[EXERCISE PROMPT]
Narrow the data below down to the lines containing "KNOWN".

[SUPPLIED MATERIAL]

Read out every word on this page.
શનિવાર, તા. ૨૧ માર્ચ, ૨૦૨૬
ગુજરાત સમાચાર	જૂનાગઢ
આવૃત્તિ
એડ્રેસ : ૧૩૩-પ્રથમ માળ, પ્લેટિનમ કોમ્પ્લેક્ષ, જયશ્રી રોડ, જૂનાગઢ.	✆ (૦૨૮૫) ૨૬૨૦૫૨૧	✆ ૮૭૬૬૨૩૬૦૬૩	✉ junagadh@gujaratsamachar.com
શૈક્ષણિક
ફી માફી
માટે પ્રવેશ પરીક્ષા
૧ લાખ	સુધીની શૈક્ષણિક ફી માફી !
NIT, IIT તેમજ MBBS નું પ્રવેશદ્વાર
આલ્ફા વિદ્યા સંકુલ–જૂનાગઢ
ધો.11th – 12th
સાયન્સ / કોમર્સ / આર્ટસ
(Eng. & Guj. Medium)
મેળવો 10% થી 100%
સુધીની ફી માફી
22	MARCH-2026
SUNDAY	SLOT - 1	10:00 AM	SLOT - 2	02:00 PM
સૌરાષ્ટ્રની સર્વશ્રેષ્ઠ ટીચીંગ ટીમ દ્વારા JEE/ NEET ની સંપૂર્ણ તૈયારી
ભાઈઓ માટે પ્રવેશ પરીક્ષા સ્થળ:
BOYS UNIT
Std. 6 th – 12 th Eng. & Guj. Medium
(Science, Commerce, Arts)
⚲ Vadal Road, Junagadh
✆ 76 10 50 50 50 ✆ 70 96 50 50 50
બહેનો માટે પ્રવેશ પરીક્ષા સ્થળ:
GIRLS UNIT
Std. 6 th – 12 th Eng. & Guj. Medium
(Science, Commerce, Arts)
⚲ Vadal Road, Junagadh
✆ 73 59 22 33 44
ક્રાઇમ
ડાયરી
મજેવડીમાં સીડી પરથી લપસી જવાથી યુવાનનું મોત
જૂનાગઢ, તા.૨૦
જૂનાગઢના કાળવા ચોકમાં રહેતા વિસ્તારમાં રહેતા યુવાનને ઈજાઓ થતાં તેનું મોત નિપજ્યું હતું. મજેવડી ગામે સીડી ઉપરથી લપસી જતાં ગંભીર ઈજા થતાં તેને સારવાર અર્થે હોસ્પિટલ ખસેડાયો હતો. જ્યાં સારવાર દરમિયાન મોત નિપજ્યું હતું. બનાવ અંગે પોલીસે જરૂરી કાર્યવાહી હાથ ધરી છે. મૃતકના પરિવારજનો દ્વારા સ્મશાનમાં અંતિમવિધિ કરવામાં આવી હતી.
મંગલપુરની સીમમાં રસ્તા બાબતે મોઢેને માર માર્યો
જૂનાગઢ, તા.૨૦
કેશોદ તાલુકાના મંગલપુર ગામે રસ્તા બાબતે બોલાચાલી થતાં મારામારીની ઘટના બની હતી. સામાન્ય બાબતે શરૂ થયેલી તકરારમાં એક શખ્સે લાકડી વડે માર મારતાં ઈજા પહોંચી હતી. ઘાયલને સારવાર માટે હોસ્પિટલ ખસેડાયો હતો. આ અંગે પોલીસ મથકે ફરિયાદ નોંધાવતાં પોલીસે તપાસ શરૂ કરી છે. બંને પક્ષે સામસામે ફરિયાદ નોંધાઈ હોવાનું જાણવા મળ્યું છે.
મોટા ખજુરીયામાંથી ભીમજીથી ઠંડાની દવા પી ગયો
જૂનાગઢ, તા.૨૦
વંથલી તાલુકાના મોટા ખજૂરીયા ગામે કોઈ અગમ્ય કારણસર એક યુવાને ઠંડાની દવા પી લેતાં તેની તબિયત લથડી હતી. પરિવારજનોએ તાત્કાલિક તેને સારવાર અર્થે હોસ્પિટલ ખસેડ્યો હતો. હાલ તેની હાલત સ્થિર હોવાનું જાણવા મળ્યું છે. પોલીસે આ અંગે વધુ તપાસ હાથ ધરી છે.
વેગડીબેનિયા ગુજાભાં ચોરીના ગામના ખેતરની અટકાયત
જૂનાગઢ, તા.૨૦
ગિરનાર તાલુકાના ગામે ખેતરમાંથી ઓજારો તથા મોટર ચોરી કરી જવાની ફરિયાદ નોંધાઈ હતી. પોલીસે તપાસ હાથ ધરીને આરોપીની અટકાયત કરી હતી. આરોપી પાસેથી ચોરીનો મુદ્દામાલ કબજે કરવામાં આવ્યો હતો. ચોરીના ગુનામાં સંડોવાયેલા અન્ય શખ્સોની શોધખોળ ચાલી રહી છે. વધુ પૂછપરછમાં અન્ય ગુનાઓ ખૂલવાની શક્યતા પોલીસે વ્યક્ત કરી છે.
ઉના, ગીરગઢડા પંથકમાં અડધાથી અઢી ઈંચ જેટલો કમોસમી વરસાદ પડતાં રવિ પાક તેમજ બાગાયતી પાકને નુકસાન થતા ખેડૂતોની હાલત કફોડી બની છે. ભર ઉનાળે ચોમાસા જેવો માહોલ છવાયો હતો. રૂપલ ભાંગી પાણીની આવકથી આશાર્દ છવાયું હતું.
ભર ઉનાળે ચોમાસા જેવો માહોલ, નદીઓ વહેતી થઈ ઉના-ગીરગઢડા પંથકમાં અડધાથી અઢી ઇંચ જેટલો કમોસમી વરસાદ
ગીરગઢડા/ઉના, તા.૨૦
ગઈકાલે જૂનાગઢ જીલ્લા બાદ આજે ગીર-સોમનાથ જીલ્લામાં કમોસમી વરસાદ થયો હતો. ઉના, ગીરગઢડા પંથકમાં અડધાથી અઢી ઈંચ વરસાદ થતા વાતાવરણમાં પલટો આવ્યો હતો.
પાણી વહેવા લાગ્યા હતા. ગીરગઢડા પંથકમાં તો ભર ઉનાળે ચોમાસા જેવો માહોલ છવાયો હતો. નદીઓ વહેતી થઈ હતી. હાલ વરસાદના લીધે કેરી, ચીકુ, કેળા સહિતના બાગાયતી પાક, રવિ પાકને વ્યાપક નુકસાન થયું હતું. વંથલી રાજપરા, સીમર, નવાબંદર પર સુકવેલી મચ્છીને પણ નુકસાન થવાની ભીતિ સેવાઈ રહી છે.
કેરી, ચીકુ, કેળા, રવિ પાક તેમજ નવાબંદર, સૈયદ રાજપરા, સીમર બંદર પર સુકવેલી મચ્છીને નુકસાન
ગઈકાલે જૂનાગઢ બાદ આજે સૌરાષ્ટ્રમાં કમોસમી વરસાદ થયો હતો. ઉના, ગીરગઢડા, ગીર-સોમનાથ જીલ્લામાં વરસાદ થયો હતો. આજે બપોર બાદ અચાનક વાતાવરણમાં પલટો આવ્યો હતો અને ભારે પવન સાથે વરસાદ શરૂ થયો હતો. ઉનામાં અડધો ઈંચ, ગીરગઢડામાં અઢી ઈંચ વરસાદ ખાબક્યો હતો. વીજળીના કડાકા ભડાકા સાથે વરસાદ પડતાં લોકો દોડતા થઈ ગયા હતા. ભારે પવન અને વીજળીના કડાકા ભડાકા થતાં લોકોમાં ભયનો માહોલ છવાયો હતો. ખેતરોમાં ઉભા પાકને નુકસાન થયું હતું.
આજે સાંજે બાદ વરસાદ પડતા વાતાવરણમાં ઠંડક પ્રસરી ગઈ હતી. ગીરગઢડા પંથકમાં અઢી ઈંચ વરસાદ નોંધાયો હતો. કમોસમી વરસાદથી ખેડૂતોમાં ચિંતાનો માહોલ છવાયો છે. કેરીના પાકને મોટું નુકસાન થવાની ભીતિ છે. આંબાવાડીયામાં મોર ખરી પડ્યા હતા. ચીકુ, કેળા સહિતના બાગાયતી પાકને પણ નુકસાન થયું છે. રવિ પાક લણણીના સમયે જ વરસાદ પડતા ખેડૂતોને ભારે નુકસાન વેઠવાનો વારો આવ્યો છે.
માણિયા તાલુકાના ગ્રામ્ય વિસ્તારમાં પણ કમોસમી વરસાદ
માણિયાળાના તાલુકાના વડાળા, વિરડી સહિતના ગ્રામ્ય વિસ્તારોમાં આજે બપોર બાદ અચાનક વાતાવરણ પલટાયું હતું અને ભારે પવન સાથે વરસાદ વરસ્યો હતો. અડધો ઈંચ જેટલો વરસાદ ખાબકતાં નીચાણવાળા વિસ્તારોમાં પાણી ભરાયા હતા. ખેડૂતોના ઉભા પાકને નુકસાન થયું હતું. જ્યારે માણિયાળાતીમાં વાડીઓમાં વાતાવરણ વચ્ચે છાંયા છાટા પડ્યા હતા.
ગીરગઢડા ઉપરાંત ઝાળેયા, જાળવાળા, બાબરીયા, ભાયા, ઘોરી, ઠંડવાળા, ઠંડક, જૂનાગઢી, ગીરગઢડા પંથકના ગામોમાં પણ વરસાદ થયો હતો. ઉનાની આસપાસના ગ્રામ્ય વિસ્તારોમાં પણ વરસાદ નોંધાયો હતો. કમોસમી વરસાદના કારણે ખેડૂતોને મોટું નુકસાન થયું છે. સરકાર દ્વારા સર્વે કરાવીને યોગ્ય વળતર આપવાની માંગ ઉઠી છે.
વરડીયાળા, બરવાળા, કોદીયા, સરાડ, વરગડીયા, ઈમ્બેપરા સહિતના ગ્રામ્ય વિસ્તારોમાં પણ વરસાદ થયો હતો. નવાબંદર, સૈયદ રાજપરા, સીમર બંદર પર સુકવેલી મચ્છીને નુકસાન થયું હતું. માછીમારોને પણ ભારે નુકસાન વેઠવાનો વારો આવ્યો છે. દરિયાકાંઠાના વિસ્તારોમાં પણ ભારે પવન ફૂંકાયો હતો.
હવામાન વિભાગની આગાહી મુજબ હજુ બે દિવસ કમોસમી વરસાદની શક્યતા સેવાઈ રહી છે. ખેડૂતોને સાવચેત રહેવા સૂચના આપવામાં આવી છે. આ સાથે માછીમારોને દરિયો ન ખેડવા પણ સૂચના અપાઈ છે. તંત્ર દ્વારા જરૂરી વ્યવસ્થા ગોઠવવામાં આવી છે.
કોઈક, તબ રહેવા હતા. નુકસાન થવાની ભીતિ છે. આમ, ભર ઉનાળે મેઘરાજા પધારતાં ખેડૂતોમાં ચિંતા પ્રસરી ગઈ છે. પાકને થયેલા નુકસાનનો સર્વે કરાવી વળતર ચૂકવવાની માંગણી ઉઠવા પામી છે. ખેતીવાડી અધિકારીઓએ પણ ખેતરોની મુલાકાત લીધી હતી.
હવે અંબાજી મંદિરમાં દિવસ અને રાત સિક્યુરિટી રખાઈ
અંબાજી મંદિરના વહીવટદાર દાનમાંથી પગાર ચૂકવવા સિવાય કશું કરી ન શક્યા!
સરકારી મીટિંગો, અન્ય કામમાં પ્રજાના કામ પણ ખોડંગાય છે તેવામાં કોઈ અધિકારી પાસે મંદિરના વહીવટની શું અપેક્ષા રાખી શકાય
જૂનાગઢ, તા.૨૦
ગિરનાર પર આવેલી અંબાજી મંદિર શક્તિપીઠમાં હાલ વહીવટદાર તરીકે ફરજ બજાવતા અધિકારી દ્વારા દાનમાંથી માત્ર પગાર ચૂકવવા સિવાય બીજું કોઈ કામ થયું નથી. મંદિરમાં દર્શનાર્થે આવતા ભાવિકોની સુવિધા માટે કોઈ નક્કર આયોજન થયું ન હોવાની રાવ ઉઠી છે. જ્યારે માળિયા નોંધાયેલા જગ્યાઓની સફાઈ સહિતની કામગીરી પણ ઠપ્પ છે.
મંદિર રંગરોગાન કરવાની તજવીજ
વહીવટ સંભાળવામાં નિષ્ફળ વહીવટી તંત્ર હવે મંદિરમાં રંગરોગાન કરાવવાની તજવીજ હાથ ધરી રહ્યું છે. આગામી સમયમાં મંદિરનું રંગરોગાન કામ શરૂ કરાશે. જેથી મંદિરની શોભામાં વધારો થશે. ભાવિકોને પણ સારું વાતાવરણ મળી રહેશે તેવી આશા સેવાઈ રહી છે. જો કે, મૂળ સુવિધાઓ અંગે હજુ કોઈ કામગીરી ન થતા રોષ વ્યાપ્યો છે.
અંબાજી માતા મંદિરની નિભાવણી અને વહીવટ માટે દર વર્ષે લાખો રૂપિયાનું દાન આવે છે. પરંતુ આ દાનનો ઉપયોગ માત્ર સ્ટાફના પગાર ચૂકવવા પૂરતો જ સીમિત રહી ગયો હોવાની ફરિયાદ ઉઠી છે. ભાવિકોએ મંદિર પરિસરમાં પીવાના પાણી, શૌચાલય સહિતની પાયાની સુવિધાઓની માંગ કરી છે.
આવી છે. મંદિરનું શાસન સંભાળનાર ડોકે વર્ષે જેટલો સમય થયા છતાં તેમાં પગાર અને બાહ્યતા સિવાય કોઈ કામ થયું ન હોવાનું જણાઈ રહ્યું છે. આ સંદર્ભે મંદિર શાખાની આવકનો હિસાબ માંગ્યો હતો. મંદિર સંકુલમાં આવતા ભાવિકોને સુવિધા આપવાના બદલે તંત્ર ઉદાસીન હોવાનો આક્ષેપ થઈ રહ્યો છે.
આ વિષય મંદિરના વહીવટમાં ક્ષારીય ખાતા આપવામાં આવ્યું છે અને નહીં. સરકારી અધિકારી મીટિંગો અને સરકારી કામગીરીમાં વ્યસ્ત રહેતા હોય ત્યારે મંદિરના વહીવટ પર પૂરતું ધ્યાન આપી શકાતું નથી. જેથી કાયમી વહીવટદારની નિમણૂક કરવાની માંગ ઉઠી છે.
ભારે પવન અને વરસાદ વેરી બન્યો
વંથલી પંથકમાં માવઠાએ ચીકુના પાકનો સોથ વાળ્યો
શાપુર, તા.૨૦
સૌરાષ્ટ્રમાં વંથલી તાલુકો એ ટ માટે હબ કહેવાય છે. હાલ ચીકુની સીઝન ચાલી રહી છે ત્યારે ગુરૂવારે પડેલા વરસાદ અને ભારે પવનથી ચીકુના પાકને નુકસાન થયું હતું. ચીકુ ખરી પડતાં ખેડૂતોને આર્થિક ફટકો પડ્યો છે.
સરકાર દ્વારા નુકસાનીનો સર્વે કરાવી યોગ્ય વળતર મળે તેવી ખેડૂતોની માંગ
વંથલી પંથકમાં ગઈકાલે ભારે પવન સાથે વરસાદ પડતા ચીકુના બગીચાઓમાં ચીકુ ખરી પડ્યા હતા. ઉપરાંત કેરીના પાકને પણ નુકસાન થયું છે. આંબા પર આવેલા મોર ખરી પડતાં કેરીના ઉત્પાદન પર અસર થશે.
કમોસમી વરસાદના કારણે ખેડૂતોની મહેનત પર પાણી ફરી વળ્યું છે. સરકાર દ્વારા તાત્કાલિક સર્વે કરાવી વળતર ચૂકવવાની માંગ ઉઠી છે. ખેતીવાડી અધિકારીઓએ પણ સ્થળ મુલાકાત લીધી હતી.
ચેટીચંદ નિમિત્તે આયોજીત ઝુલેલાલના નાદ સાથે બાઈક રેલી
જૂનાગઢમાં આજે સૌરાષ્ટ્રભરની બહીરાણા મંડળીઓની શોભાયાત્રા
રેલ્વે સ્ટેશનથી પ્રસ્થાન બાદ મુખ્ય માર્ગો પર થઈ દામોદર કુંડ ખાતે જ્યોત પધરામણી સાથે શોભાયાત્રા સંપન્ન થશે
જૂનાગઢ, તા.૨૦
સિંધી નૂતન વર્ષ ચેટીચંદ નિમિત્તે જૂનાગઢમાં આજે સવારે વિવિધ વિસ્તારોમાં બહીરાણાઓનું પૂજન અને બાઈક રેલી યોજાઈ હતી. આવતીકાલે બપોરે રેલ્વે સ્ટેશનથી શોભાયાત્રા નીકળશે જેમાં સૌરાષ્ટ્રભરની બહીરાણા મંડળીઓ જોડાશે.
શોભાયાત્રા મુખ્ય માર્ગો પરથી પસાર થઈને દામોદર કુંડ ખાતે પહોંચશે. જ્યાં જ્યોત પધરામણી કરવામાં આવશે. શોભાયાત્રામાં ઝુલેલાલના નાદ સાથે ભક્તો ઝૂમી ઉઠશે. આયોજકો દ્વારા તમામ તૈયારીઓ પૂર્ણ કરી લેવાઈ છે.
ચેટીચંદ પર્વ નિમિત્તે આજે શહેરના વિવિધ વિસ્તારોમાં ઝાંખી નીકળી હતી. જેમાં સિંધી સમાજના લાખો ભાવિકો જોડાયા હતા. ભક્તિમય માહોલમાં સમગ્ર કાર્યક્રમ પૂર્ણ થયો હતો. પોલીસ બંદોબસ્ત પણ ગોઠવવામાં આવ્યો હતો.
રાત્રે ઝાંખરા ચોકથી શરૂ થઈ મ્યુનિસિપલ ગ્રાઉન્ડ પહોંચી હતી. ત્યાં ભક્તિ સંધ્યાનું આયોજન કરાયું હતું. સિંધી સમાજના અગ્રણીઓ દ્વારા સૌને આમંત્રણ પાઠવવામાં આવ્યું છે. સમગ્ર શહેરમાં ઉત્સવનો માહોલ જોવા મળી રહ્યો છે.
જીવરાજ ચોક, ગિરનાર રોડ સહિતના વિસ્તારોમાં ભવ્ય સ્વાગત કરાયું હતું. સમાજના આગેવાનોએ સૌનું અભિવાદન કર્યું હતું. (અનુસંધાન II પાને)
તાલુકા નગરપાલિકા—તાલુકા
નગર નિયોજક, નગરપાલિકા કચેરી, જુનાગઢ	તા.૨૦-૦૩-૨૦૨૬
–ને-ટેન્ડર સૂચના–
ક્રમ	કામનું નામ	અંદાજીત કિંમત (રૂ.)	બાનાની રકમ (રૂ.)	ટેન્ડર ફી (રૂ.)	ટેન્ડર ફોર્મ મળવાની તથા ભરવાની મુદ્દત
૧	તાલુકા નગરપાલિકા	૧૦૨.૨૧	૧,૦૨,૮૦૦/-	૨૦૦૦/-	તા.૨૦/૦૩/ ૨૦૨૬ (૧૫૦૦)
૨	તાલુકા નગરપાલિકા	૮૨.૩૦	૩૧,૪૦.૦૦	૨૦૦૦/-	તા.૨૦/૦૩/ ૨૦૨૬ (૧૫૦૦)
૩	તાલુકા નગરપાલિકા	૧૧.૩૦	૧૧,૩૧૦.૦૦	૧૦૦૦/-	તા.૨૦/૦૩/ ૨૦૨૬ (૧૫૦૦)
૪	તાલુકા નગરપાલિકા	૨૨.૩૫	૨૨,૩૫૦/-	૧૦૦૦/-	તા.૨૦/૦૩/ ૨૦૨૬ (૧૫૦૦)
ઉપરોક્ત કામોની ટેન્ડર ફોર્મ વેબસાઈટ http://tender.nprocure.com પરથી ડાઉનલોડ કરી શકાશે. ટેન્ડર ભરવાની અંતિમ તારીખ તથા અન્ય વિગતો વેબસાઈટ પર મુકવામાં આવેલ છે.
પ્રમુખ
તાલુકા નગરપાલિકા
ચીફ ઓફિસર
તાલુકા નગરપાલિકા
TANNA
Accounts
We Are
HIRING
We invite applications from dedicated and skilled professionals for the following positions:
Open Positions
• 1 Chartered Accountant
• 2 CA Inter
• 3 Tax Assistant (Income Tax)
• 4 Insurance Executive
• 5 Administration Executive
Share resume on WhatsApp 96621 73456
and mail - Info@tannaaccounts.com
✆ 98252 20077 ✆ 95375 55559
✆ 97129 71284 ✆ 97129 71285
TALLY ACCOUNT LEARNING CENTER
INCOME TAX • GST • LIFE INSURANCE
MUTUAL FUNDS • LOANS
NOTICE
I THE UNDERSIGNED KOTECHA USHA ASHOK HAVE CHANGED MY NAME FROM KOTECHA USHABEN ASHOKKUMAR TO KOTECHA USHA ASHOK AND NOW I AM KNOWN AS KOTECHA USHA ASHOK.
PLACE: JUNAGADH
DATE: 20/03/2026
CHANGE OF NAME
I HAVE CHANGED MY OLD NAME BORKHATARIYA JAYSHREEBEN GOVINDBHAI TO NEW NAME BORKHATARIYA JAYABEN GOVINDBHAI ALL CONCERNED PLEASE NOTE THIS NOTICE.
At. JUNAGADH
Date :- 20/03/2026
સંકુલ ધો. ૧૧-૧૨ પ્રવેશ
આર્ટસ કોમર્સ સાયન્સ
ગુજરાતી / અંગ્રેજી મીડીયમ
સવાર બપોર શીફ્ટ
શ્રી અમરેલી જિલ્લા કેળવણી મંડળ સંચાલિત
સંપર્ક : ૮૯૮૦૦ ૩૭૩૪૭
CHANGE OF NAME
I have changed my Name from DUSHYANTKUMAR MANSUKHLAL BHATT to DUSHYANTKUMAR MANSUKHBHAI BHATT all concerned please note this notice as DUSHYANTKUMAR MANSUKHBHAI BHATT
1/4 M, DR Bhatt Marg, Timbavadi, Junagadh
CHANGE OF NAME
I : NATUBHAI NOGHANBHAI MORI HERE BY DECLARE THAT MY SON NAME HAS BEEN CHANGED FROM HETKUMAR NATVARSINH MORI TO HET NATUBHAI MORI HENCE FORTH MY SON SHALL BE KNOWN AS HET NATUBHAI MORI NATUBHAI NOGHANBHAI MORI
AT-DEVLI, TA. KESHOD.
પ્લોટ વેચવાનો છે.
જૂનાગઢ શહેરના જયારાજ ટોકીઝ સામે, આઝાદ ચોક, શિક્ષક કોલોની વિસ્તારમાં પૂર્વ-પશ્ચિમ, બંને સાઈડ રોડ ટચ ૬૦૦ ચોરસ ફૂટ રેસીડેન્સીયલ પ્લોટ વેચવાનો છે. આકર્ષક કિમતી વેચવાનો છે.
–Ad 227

[RESPONSE]
I THE UNDERSIGNED KOTECHA USHA ASHOK HAVE CHANGED MY NAME FROM KOTECHA USHABEN ASHOKKUMAR TO KOTECHA USHA ASHOK AND NOW I AM KNOWN AS KOTECHA USHA ASHOK.
I : NATUBHAI NOGHANBHAI MORI HERE BY DECLARE THAT MY SON NAME HAS BEEN CHANGED FROM HETKUMAR NATVARSINH MORI TO HET NATUBHAI MORI HENCE FORTH MY SON SHALL BE KNOWN AS HET NATUBHAI MORI NATUBHAI NOGHANBHAI MORI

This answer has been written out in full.